━━━ Input

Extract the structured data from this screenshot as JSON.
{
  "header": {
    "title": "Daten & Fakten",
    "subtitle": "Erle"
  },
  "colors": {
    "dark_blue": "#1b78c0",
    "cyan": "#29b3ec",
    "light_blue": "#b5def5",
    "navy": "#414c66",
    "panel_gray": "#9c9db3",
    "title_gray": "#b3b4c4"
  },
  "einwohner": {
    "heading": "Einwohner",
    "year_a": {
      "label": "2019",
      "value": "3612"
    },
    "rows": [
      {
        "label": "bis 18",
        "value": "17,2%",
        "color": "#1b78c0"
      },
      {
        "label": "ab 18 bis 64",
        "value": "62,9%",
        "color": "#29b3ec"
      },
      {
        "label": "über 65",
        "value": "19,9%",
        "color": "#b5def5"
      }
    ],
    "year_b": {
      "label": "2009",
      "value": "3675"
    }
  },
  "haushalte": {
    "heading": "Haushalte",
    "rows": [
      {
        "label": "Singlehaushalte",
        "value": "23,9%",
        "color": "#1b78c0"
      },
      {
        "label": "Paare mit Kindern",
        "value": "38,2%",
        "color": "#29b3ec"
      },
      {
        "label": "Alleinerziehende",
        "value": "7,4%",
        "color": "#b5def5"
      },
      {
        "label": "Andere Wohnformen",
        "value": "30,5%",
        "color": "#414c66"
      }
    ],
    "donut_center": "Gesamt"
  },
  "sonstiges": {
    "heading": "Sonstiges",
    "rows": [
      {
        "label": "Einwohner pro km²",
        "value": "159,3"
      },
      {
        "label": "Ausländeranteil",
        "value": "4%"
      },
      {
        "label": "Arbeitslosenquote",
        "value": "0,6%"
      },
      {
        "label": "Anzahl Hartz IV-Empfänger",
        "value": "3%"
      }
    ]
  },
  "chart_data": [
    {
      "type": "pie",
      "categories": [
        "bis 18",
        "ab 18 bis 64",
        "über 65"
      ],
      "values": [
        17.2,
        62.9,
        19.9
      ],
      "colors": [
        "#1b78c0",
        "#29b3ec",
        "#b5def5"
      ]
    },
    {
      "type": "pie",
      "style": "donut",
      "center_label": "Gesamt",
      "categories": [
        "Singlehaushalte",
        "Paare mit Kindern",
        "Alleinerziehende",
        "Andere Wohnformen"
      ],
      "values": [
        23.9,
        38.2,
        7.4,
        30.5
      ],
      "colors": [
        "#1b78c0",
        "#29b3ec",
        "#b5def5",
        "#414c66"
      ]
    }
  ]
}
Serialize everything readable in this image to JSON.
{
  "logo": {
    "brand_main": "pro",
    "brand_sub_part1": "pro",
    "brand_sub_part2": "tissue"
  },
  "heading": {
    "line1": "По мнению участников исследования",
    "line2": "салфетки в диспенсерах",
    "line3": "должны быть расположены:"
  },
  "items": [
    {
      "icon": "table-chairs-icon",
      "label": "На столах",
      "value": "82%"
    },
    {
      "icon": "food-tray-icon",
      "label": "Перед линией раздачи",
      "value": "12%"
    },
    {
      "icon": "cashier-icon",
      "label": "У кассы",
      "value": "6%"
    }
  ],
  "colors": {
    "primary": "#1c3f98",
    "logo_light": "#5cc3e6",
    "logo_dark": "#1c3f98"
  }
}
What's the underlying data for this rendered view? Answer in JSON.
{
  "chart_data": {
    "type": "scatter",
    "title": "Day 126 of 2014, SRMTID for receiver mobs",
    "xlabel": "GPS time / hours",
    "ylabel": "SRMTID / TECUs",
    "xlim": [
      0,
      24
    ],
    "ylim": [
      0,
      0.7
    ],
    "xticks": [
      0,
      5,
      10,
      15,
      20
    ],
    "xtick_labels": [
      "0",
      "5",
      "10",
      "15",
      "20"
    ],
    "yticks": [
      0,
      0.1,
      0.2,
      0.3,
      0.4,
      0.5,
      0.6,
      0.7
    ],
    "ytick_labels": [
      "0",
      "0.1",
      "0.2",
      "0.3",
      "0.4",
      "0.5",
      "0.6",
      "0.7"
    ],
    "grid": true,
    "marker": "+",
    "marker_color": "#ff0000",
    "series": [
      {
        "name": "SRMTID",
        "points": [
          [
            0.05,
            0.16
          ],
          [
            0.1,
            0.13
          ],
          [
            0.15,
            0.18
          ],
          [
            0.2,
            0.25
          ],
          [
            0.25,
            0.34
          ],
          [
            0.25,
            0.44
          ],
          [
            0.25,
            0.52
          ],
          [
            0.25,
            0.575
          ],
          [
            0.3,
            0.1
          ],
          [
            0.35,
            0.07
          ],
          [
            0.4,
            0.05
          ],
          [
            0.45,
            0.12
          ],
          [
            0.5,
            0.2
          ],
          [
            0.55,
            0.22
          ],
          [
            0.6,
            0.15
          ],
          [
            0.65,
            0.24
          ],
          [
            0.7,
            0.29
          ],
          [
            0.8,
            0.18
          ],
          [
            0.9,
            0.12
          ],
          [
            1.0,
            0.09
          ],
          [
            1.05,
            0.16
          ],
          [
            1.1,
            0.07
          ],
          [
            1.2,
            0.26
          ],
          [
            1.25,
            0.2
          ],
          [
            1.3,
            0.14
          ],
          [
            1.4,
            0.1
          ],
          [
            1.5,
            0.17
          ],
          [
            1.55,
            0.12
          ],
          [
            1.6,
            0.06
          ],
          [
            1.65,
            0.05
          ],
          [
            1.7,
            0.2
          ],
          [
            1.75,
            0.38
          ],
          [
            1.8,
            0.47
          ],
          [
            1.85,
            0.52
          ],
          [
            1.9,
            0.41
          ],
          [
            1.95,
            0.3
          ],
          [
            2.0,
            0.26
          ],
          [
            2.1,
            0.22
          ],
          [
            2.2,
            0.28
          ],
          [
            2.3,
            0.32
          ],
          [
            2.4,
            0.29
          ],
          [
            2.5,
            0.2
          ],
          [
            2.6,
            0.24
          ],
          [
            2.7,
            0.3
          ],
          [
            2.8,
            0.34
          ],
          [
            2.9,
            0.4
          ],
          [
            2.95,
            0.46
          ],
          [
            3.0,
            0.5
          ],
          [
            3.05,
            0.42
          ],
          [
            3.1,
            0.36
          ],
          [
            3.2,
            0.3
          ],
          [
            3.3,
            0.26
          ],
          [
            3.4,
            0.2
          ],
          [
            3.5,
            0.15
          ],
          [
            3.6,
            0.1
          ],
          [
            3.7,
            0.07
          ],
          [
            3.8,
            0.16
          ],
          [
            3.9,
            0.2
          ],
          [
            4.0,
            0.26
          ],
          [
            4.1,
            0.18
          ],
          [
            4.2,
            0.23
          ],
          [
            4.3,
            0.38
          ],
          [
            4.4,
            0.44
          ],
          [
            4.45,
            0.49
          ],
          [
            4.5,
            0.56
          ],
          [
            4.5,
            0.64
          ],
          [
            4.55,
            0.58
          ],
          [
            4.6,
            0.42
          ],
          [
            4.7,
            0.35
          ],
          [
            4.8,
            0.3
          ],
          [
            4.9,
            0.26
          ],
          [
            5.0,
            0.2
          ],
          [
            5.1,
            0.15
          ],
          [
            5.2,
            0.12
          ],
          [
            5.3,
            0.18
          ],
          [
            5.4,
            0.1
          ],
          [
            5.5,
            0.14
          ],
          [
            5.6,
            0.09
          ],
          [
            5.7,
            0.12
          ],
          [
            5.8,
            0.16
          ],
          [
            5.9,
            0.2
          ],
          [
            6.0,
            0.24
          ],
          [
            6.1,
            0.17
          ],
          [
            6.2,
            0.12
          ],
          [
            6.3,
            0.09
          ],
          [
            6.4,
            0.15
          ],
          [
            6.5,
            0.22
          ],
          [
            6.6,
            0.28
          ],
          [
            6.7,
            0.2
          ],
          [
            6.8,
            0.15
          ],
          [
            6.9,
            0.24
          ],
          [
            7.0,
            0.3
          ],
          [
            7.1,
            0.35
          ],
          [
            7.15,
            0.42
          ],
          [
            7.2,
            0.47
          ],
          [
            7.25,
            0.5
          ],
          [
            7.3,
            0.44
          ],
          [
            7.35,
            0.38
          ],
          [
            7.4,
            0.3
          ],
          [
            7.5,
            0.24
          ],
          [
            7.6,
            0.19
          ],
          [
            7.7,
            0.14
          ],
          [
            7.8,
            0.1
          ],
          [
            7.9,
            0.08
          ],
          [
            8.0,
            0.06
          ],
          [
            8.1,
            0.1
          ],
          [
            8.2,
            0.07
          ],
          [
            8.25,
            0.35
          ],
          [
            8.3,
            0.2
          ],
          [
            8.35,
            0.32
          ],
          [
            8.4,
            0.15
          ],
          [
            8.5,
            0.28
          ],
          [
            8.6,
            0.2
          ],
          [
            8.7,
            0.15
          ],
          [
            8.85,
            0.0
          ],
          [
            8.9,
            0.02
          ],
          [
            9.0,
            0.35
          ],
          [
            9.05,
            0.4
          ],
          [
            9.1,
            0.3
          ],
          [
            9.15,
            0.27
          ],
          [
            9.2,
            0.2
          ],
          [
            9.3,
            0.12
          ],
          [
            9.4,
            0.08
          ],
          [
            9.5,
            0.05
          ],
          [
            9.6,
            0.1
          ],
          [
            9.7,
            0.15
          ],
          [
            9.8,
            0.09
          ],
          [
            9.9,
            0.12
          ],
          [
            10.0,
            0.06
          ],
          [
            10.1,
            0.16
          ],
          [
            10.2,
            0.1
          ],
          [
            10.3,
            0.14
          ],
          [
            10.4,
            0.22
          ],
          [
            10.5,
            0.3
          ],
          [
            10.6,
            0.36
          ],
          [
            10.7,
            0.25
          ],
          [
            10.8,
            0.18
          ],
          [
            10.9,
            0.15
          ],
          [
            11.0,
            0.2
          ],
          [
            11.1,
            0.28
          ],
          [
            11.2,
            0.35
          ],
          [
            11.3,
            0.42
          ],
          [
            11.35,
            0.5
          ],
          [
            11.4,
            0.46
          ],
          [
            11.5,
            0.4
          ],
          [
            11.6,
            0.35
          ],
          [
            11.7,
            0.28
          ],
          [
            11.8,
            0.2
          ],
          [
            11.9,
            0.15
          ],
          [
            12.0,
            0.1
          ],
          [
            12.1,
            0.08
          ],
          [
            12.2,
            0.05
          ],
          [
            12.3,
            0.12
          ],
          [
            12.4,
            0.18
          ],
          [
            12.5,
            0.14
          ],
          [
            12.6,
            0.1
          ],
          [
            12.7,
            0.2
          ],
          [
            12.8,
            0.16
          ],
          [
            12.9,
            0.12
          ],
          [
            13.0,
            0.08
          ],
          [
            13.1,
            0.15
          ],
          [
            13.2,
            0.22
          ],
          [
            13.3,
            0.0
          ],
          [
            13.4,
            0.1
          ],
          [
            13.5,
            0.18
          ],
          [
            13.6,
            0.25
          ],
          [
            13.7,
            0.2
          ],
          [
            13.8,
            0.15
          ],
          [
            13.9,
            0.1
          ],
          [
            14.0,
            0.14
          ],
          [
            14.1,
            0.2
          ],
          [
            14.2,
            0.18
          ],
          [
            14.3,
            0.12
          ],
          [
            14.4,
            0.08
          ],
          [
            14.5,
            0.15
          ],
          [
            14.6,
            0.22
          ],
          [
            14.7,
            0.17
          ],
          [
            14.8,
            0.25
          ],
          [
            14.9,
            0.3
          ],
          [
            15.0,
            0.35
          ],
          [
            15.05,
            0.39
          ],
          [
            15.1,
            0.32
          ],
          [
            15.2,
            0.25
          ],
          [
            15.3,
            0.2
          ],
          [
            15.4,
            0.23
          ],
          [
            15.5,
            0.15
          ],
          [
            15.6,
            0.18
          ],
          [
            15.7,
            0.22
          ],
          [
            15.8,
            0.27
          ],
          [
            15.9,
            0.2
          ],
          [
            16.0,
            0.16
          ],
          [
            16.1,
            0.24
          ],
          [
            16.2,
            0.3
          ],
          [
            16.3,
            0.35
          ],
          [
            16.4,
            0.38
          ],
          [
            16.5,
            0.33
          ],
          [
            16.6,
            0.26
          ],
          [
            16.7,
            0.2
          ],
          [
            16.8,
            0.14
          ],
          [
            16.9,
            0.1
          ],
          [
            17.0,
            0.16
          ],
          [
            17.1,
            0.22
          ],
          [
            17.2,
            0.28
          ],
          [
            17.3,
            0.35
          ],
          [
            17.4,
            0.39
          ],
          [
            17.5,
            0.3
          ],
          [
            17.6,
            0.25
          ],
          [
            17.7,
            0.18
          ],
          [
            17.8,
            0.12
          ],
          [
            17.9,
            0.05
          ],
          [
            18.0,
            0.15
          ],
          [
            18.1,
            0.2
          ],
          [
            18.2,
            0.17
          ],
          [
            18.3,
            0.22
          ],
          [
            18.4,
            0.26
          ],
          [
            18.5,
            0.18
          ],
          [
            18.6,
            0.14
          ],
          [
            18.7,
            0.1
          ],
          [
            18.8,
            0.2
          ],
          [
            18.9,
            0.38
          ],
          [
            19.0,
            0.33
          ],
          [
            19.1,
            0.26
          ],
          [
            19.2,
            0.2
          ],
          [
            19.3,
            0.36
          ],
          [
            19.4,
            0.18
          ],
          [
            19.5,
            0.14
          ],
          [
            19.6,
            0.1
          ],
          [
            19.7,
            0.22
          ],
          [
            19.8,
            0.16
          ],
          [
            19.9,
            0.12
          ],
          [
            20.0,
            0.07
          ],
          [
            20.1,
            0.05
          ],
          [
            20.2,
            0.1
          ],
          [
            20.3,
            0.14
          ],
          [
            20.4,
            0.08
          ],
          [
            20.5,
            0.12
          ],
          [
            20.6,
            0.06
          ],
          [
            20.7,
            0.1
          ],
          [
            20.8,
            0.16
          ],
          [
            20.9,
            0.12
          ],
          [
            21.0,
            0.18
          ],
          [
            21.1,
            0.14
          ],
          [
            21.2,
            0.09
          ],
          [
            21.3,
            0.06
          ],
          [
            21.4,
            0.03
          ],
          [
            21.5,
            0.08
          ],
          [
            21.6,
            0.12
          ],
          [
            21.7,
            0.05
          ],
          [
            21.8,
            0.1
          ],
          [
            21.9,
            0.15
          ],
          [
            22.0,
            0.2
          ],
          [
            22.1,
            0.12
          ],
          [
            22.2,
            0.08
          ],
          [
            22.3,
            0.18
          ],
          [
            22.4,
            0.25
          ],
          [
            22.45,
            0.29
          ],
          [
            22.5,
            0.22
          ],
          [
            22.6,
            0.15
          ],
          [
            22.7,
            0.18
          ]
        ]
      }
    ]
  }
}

━━━━━━

Exercise aim: Across the material above, how many lines include the string "Paare"? Only the number is wanted.

Response to this exercise: 2